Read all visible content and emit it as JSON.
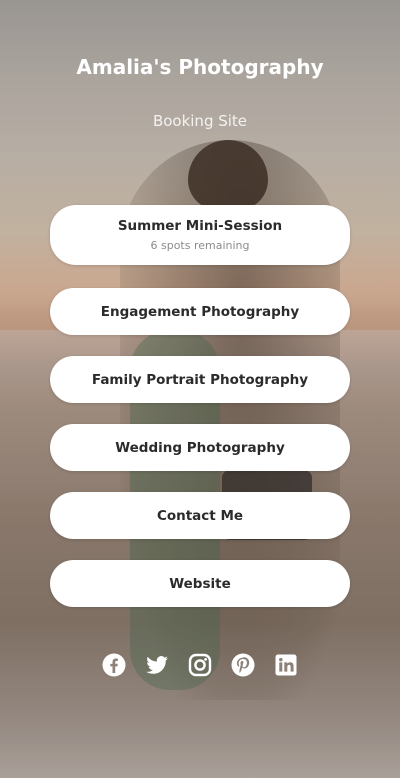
{
  "profile": {
    "name": "Amalia's Photography",
    "tagline": "Booking Site"
  },
  "links": [
    {
      "label": "Summer Mini-Session",
      "sublabel": "6 spots remaining"
    },
    {
      "label": "Engagement Photography"
    },
    {
      "label": "Family Portrait Photography"
    },
    {
      "label": "Wedding Photography"
    },
    {
      "label": "Contact Me"
    },
    {
      "label": "Website"
    }
  ],
  "socials": [
    "facebook-icon",
    "twitter-icon",
    "instagram-icon",
    "pinterest-icon",
    "linkedin-icon"
  ],
  "colors": {
    "button_bg": "#ffffff",
    "button_text": "#2b2b2b",
    "sublabel_text": "#8c8c8c",
    "icon": "#ffffff"
  }
}
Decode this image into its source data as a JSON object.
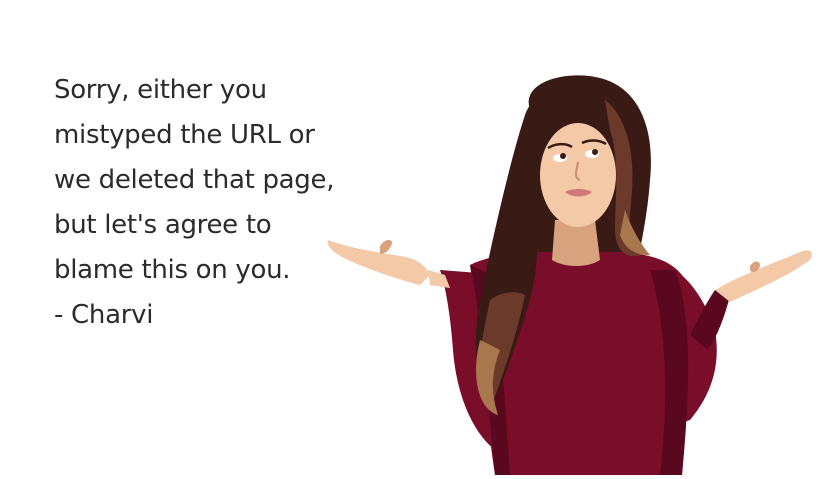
{
  "message": {
    "lines": [
      "Sorry, either you",
      "mistyped the URL or",
      "we deleted that page,",
      "but let's agree to",
      "blame this on you.",
      "- Charvi"
    ]
  },
  "illustration": {
    "icon": "shrugging-woman-illustration",
    "colors": {
      "sweater": "#7a0d2a",
      "sweater_shadow": "#5a0820",
      "hair_dark": "#3a1a14",
      "hair_mid": "#6b3a2a",
      "hair_light": "#a8774e",
      "skin": "#f3c9a7",
      "skin_shadow": "#d9a27f"
    }
  }
}
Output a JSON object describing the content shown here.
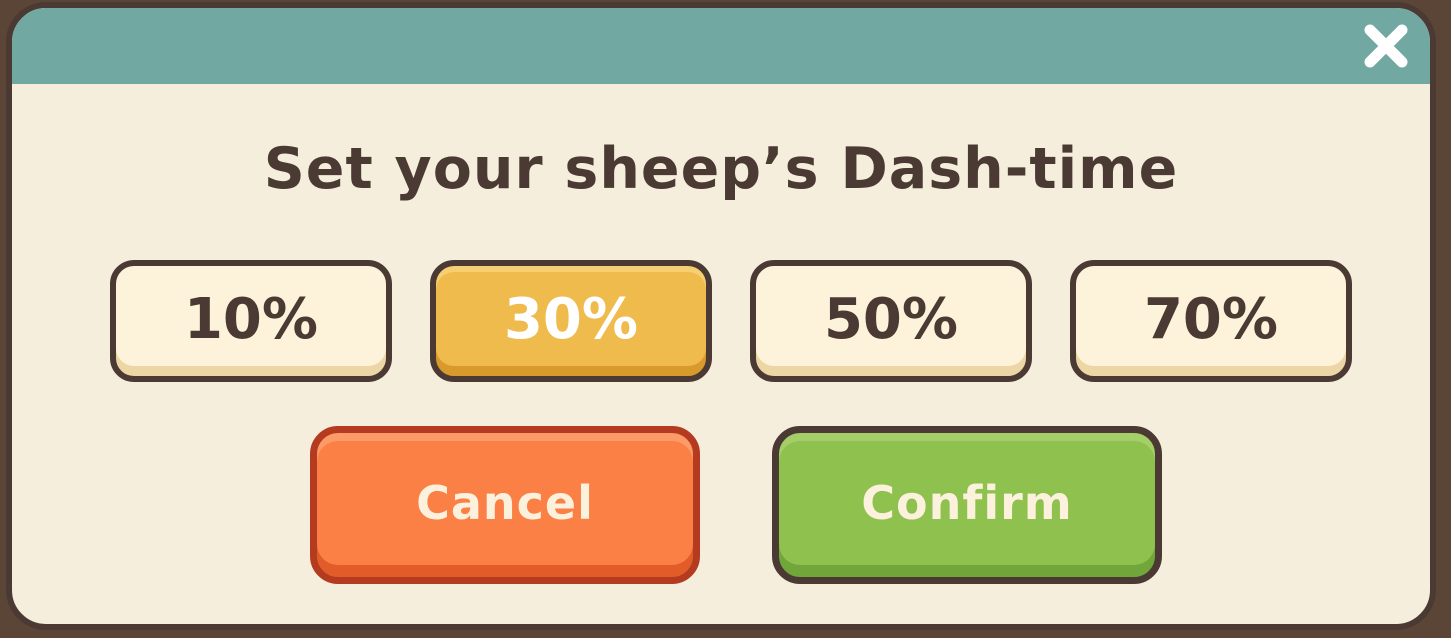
{
  "dialog": {
    "title": "Set your sheep’s Dash-time",
    "close_icon": "close-icon",
    "options": [
      {
        "label": "10%",
        "selected": false
      },
      {
        "label": "30%",
        "selected": true
      },
      {
        "label": "50%",
        "selected": false
      },
      {
        "label": "70%",
        "selected": false
      }
    ],
    "cancel_label": "Cancel",
    "confirm_label": "Confirm"
  },
  "colors": {
    "header": "#72a8a2",
    "panel": "#f5eedc",
    "outline": "#4b3a33",
    "option": "#fdf3da",
    "option_selected": "#efbb4c",
    "cancel": "#fb8045",
    "confirm": "#8fc14e"
  }
}
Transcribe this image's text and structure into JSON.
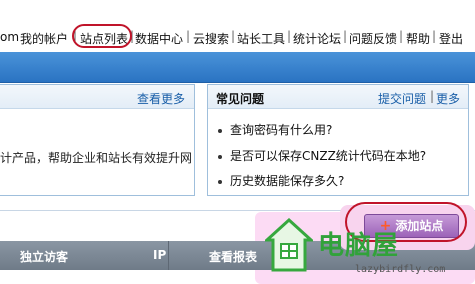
{
  "topnav": {
    "domain_tail": "om",
    "items": [
      "我的帐户",
      "站点列表",
      "数据中心",
      "云搜索",
      "站长工具",
      "统计论坛",
      "问题反馈",
      "帮助",
      "登出"
    ]
  },
  "left_panel": {
    "more_link": "查看更多",
    "text": "计产品，帮助企业和站长有效提升网"
  },
  "faq_panel": {
    "title": "常见问题",
    "submit_link": "提交问题",
    "more_link": "更多",
    "items": [
      "查询密码有什么用?",
      "是否可以保存CNZZ统计代码在本地?",
      "历史数据能保存多久?"
    ]
  },
  "add_site_button": {
    "label": "添加站点",
    "icon": "plus-icon"
  },
  "table_header": {
    "col1": "独立访客",
    "col2": "IP",
    "col3": "查看报表"
  },
  "watermark": {
    "logo_text": "电脑屋",
    "url": "lazybirdfly.com"
  }
}
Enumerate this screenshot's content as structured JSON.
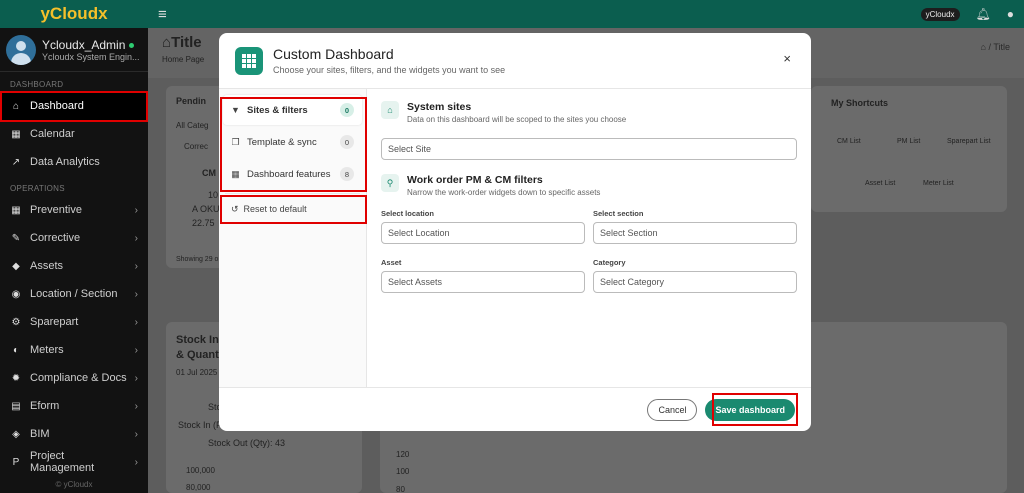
{
  "brand": "yCloudx",
  "user": {
    "name": "Ycloudx_Admin",
    "role": "Ycloudx System Engin..."
  },
  "sidebar": {
    "section_dashboard": "DASHBOARD",
    "section_operations": "OPERATIONS",
    "items_top": [
      {
        "label": "Dashboard",
        "icon": "home-icon"
      },
      {
        "label": "Calendar",
        "icon": "calendar-icon"
      },
      {
        "label": "Data Analytics",
        "icon": "chart-icon"
      }
    ],
    "items_ops": [
      {
        "label": "Preventive"
      },
      {
        "label": "Corrective"
      },
      {
        "label": "Assets"
      },
      {
        "label": "Location / Section"
      },
      {
        "label": "Sparepart"
      },
      {
        "label": "Meters"
      },
      {
        "label": "Compliance & Docs"
      },
      {
        "label": "Eform"
      },
      {
        "label": "BIM"
      },
      {
        "label": "Project Management"
      }
    ],
    "footer": "© yCloudx"
  },
  "topbar": {
    "pill": "yCloudx"
  },
  "page": {
    "title": "Title",
    "subtitle": "Home Page",
    "breadcrumb": "/ Title"
  },
  "background": {
    "pending": "Pendin",
    "all_categ": "All Categ",
    "corrective": "Correc",
    "cm": "CM",
    "cm_num": "10",
    "cm_line": "A OKU",
    "cm_val": "22.75",
    "showing": "Showing 29 o",
    "shortcuts_title": "My Shortcuts",
    "shortcuts": [
      "CM List",
      "PM List",
      "Sparepart List",
      "Asset List",
      "Meter List"
    ],
    "stock_title1": "Stock In",
    "stock_title2": "& Quant",
    "stock_date": "01 Jul 2025",
    "legend_sto": "Sto",
    "stock_in": "Stock In (F",
    "stock_out": "Stock Out (Qty): 43",
    "axis_left": [
      "100,000",
      "80,000"
    ],
    "axis_right": [
      "120",
      "100",
      "80"
    ]
  },
  "modal": {
    "title": "Custom Dashboard",
    "subtitle": "Choose your sites, filters, and the widgets you want to see",
    "close": "×",
    "tabs": [
      {
        "label": "Sites & filters",
        "count": "0"
      },
      {
        "label": "Template & sync",
        "count": "0"
      },
      {
        "label": "Dashboard features",
        "count": "8"
      }
    ],
    "reset": "Reset to default",
    "system_sites": {
      "title": "System sites",
      "subtitle": "Data on this dashboard will be scoped to the sites you choose",
      "placeholder": "Select Site"
    },
    "workorder": {
      "title": "Work order PM & CM filters",
      "subtitle": "Narrow the work-order widgets down to specific assets",
      "location_label": "Select location",
      "location_placeholder": "Select Location",
      "section_label": "Select section",
      "section_placeholder": "Select Section",
      "asset_label": "Asset",
      "asset_placeholder": "Select Assets",
      "category_label": "Category",
      "category_placeholder": "Select Category"
    },
    "cancel": "Cancel",
    "save": "Save dashboard"
  }
}
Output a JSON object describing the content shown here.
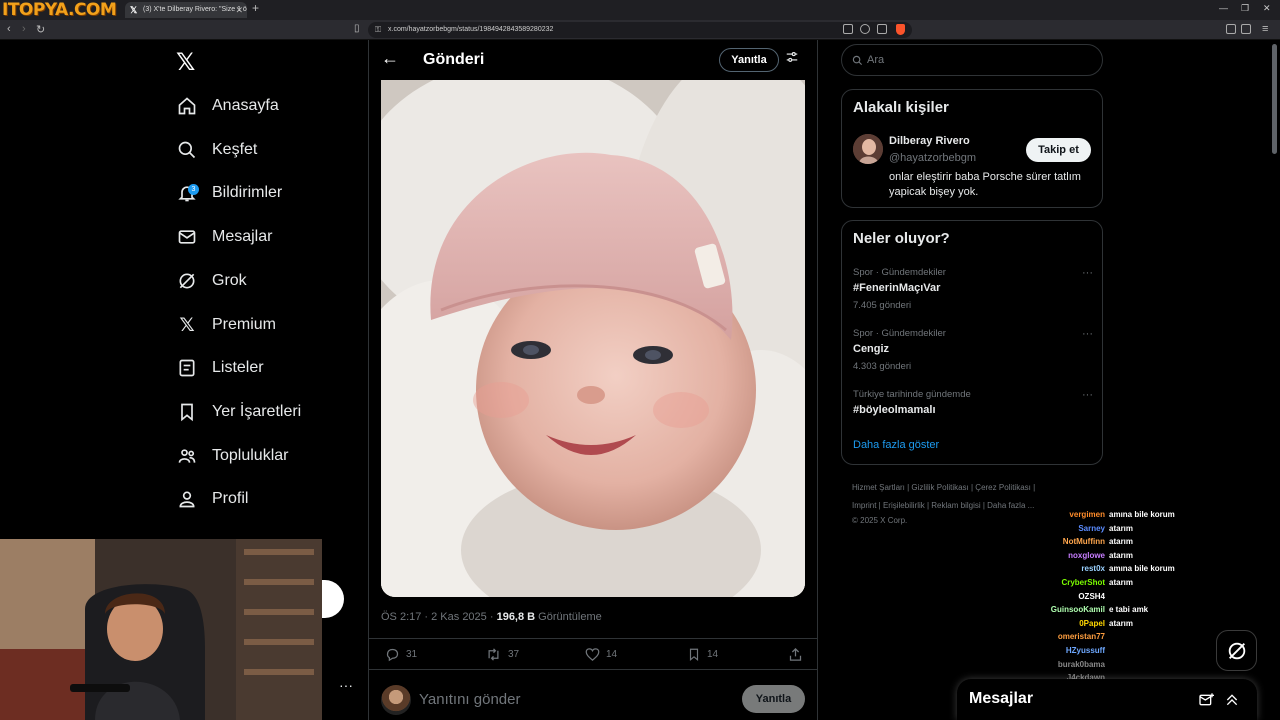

------------------------------------------------

Transcribe the whole listing exactly. Pictures stay out of your copy.

Read all visible content and emit it as JSON.
{
  "profile": {
    "name": "Amalia's Photography",
    "tagline": "Booking Site"
  },
  "links": [
    {
      "label": "Summer Mini-Session",
      "sublabel": "6 spots remaining"
    },
    {
      "label": "Engagement Photography"
    },
    {
      "label": "Family Portrait Photography"
    },
    {
      "label": "Wedding Photography"
    },
    {
      "label": "Contact Me"
    },
    {
      "label": "Website"
    }
  ],
  "socials": [
    "facebook-icon",
    "twitter-icon",
    "instagram-icon",
    "pinterest-icon",
    "linkedin-icon"
  ],
  "colors": {
    "button_bg": "#ffffff",
    "button_text": "#2b2b2b",
    "sublabel_text": "#8c8c8c",
    "icon": "#ffffff"
  }
}
Decode this image into its source data as a JSON object.
{
  "message": {
    "lines": [
      "Sorry, either you",
      "mistyped the URL or",
      "we deleted that page,",
      "but let's agree to",
      "blame this on you.",
      "- Charvi"
    ]
  },
  "illustration": {
    "icon": "shrugging-woman-illustration",
    "colors": {
      "sweater": "#7a0d2a",
      "sweater_shadow": "#5a0820",
      "hair_dark": "#3a1a14",
      "hair_mid": "#6b3a2a",
      "hair_light": "#a8774e",
      "skin": "#f3c9a7",
      "skin_shadow": "#d9a27f"
    }
  }
}
Output a JSON object describing the content shown here.
{
  "dialog": {
    "title": "Set your sheep’s Dash-time",
    "close_icon": "close-icon",
    "options": [
      {
        "label": "10%",
        "selected": false
      },
      {
        "label": "30%",
        "selected": true
      },
      {
        "label": "50%",
        "selected": false
      },
      {
        "label": "70%",
        "selected": false
      }
    ],
    "cancel_label": "Cancel",
    "confirm_label": "Confirm"
  },
  "colors": {
    "header": "#72a8a2",
    "panel": "#f5eedc",
    "outline": "#4b3a33",
    "option": "#fdf3da",
    "option_selected": "#efbb4c",
    "cancel": "#fb8045",
    "confirm": "#8fc14e"
  }
}
Transcribe this image's text and structure into JSON.
{
  "topnav": {
    "domain_tail": "om",
    "items": [
      "我的帐户",
      "站点列表",
      "数据中心",
      "云搜索",
      "站长工具",
      "统计论坛",
      "问题反馈",
      "帮助",
      "登出"
    ]
  },
  "left_panel": {
    "more_link": "查看更多",
    "text": "计产品，帮助企业和站长有效提升网"
  },
  "faq_panel": {
    "title": "常见问题",
    "submit_link": "提交问题",
    "more_link": "更多",
    "items": [
      "查询密码有什么用?",
      "是否可以保存CNZZ统计代码在本地?",
      "历史数据能保存多久?"
    ]
  },
  "add_site_button": {
    "label": "添加站点",
    "icon": "plus-icon"
  },
  "table_header": {
    "col1": "独立访客",
    "col2": "IP",
    "col3": "查看报表"
  },
  "watermark": {
    "logo_text": "电脑屋",
    "url": "lazybirdfly.com"
  }
}
Enumerate this screenshot's content as structured JSON.
{
  "brand": "yCloudx",
  "user": {
    "name": "Ycloudx_Admin",
    "role": "Ycloudx System Engin..."
  },
  "sidebar": {
    "section_dashboard": "DASHBOARD",
    "section_operations": "OPERATIONS",
    "items_top": [
      {
        "label": "Dashboard",
        "icon": "home-icon"
      },
      {
        "label": "Calendar",
        "icon": "calendar-icon"
      },
      {
        "label": "Data Analytics",
        "icon": "chart-icon"
      }
    ],
    "items_ops": [
      {
        "label": "Preventive"
      },
      {
        "label": "Corrective"
      },
      {
        "label": "Assets"
      },
      {
        "label": "Location / Section"
      },
      {
        "label": "Sparepart"
      },
      {
        "label": "Meters"
      },
      {
        "label": "Compliance & Docs"
      },
      {
        "label": "Eform"
      },
      {
        "label": "BIM"
      },
      {
        "label": "Project Management"
      }
    ],
    "footer": "© yCloudx"
  },
  "topbar": {
    "pill": "yCloudx"
  },
  "page": {
    "title": "Title",
    "subtitle": "Home Page",
    "breadcrumb": "/ Title"
  },
  "background": {
    "pending": "Pendin",
    "all_categ": "All Categ",
    "corrective": "Correc",
    "cm": "CM",
    "cm_num": "10",
    "cm_line": "A OKU",
    "cm_val": "22.75",
    "showing": "Showing 29 o",
    "shortcuts_title": "My Shortcuts",
    "shortcuts": [
      "CM List",
      "PM List",
      "Sparepart List",
      "Asset List",
      "Meter List"
    ],
    "stock_title1": "Stock In",
    "stock_title2": "& Quant",
    "stock_date": "01 Jul 2025",
    "legend_sto": "Sto",
    "stock_in": "Stock In (F",
    "stock_out": "Stock Out (Qty): 43",
    "axis_left": [
      "100,000",
      "80,000"
    ],
    "axis_right": [
      "120",
      "100",
      "80"
    ]
  },
  "modal": {
    "title": "Custom Dashboard",
    "subtitle": "Choose your sites, filters, and the widgets you want to see",
    "close": "×",
    "tabs": [
      {
        "label": "Sites & filters",
        "count": "0"
      },
      {
        "label": "Template & sync",
        "count": "0"
      },
      {
        "label": "Dashboard features",
        "count": "8"
      }
    ],
    "reset": "Reset to default",
    "system_sites": {
      "title": "System sites",
      "subtitle": "Data on this dashboard will be scoped to the sites you choose",
      "placeholder": "Select Site"
    },
    "workorder": {
      "title": "Work order PM & CM filters",
      "subtitle": "Narrow the work-order widgets down to specific assets",
      "location_label": "Select location",
      "location_placeholder": "Select Location",
      "section_label": "Select section",
      "section_placeholder": "Select Section",
      "asset_label": "Asset",
      "asset_placeholder": "Select Assets",
      "category_label": "Category",
      "category_placeholder": "Select Category"
    },
    "cancel": "Cancel",
    "save": "Save dashboard"
  }
}
Output a JSON object describing the content shown here.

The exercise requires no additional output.